### Exercise directions
Drop the pictures, then extract the listing word for word.

### Listing
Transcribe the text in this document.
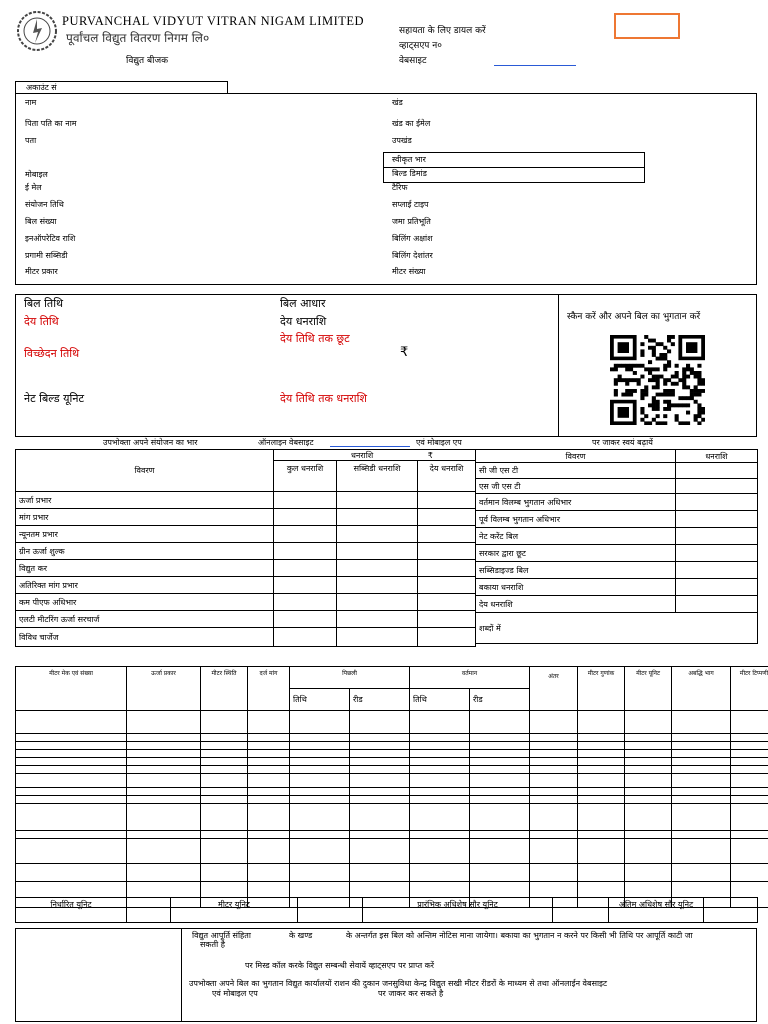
PURVANCHAL VIDYUT VITRAN NIGAM LIMITED
पूर्वांचल विद्युत वितरण निगम लि०
विद्युत बीजक
सहायता के लिए डायल करें
व्हाट्सएप न०
वेबसाइट
अकाउंट सं
नाम
पिता पति का नाम
पता
मोबाइल
ई मेल
संयोजन तिथि
बिल संख्या
इनऑपरेटिव राशि
प्रगामी सब्सिडी
मीटर प्रकार
खंड
खंड का ईमेल
उपखंड
स्वीकृत भार
बिल्ड डिमांड
टैरिफ
सप्लाई टाइप
जमा प्रतिभूति
बिलिंग अक्षांश
बिलिंग देशांतर
मीटर संख्या
बिल तिथि
देय तिथि
विच्छेदन तिथि
नेट बिल्ड यूनिट
बिल आधार
देय धनराशि
देय तिथि तक छूट
₹
देय तिथि तक धनराशि
स्कैन करें और अपने बिल का भुगतान करें
उपभोक्ता अपने संयोजन का भार	ऑनलाइन वेबसाइट	एवं मोबाइल एप	पर जाकर स्वयं बढ़ायें
विवरण	धनराशि ₹		
	कुल धनराशि	सब्सिडी धनराशि	देय धनराशि
ऊर्जा प्रभार			
मांग प्रभार			
न्यूनतम प्रभार			
ग्रीन ऊर्जा शुल्क			
विद्युत कर			
अतिरिक्त मांग प्रभार			
कम पीएफ अधिभार			
एलटी मीटरिंग ऊर्जा सरचार्ज			
विविध चार्जेज			
विवरण	धनराशि
सी जी एस टी	
एस जी एस टी	
वर्तमान विलम्ब भुगतान अधिभार	
पूर्व विलम्ब भुगतान अधिभार	
नेट करेंट बिल	
सरकार द्वारा छूट	
सब्सिडाइज्ड बिल	
बकाया धनराशि	
देय धनराशि	
शब्दों में	
मीटर मेक एवं संख्या	ऊर्जा प्रकार	मीटर स्थिति	दर्ज मांग	पिछली		वर्तमान		अंतर	मीटर गुणांक	मीटर यूनिट	अबद्धि भाग	मीटर टिप्पणी
				तिथि	रीड	तिथि	रीड					

निर्धारित यूनिट		मीटर यूनिट		प्रारंभिक अधिशेष सौर यूनिट		अंतिम अधिशेष सौर यूनिट	
विद्युत आपूर्ति संहिता	के खण्ड	के अन्तर्गत इस बिल को अन्तिम नोटिस माना जायेगा। बकाया का भुगतान न करने पर किसी भी तिथि पर आपूर्ति काटी जा
सकती है
पर मिस्ड कॉल करके विद्युत सम्बन्धी सेवायें व्हाट्सएप पर प्राप्त करें
उपभोक्ता अपने बिल का भुगतान विद्युत कार्यालयों राशन की दुकान जनसुविधा केन्द्र विद्युत सखी मीटर रीडरों के माध्यम से तथा ऑनलाईन वेबसाइट
एवं मोबाइल एप	पर जाकर कर सकते है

### Final result
Transcribe the text in this document.
PURVANCHAL VIDYUT VITRAN NIGAM LIMITED
पूर्वांचल विद्युत वितरण निगम लि०
विद्युत बीजक
सहायता के लिए डायल करें
व्हाट्सएप न०
वेबसाइट
अकाउंट सं
नाम
पिता पति का नाम
पता
मोबाइल
ई मेल
संयोजन तिथि
बिल संख्या
इनऑपरेटिव राशि
प्रगामी सब्सिडी
मीटर प्रकार
खंड
खंड का ईमेल
उपखंड
स्वीकृत भार
बिल्ड डिमांड
टैरिफ
सप्लाई टाइप
जमा प्रतिभूति
बिलिंग अक्षांश
बिलिंग देशांतर
मीटर संख्या
बिल तिथि
देय तिथि
विच्छेदन तिथि
नेट बिल्ड यूनिट
बिल आधार
देय धनराशि
देय तिथि तक छूट
₹
देय तिथि तक धनराशि
स्कैन करें और अपने बिल का भुगतान करें
उपभोक्ता अपने संयोजन का भार	ऑनलाइन वेबसाइट	एवं मोबाइल एप	पर जाकर स्वयं बढ़ायें
विवरण	धनराशि ₹		
	कुल धनराशि	सब्सिडी धनराशि	देय धनराशि
ऊर्जा प्रभार			
मांग प्रभार			
न्यूनतम प्रभार			
ग्रीन ऊर्जा शुल्क			
विद्युत कर			
अतिरिक्त मांग प्रभार			
कम पीएफ अधिभार			
एलटी मीटरिंग ऊर्जा सरचार्ज			
विविध चार्जेज			
विवरण	धनराशि
सी जी एस टी	
एस जी एस टी	
वर्तमान विलम्ब भुगतान अधिभार	
पूर्व विलम्ब भुगतान अधिभार	
नेट करेंट बिल	
सरकार द्वारा छूट	
सब्सिडाइज्ड बिल	
बकाया धनराशि	
देय धनराशि	
शब्दों में	
मीटर मेक एवं संख्या	ऊर्जा प्रकार	मीटर स्थिति	दर्ज मांग	पिछली		वर्तमान		अंतर	मीटर गुणांक	मीटर यूनिट	अबद्धि भाग	मीटर टिप्पणी
				तिथि	रीड	तिथि	रीड					

निर्धारित यूनिट		मीटर यूनिट		प्रारंभिक अधिशेष सौर यूनिट		अंतिम अधिशेष सौर यूनिट	
विद्युत आपूर्ति संहिता	के खण्ड	के अन्तर्गत इस बिल को अन्तिम नोटिस माना जायेगा। बकाया का भुगतान न करने पर किसी भी तिथि पर आपूर्ति काटी जा
सकती है
पर मिस्ड कॉल करके विद्युत सम्बन्धी सेवायें व्हाट्सएप पर प्राप्त करें
उपभोक्ता अपने बिल का भुगतान विद्युत कार्यालयों राशन की दुकान जनसुविधा केन्द्र विद्युत सखी मीटर रीडरों के माध्यम से तथा ऑनलाईन वेबसाइट
एवं मोबाइल एप	पर जाकर कर सकते है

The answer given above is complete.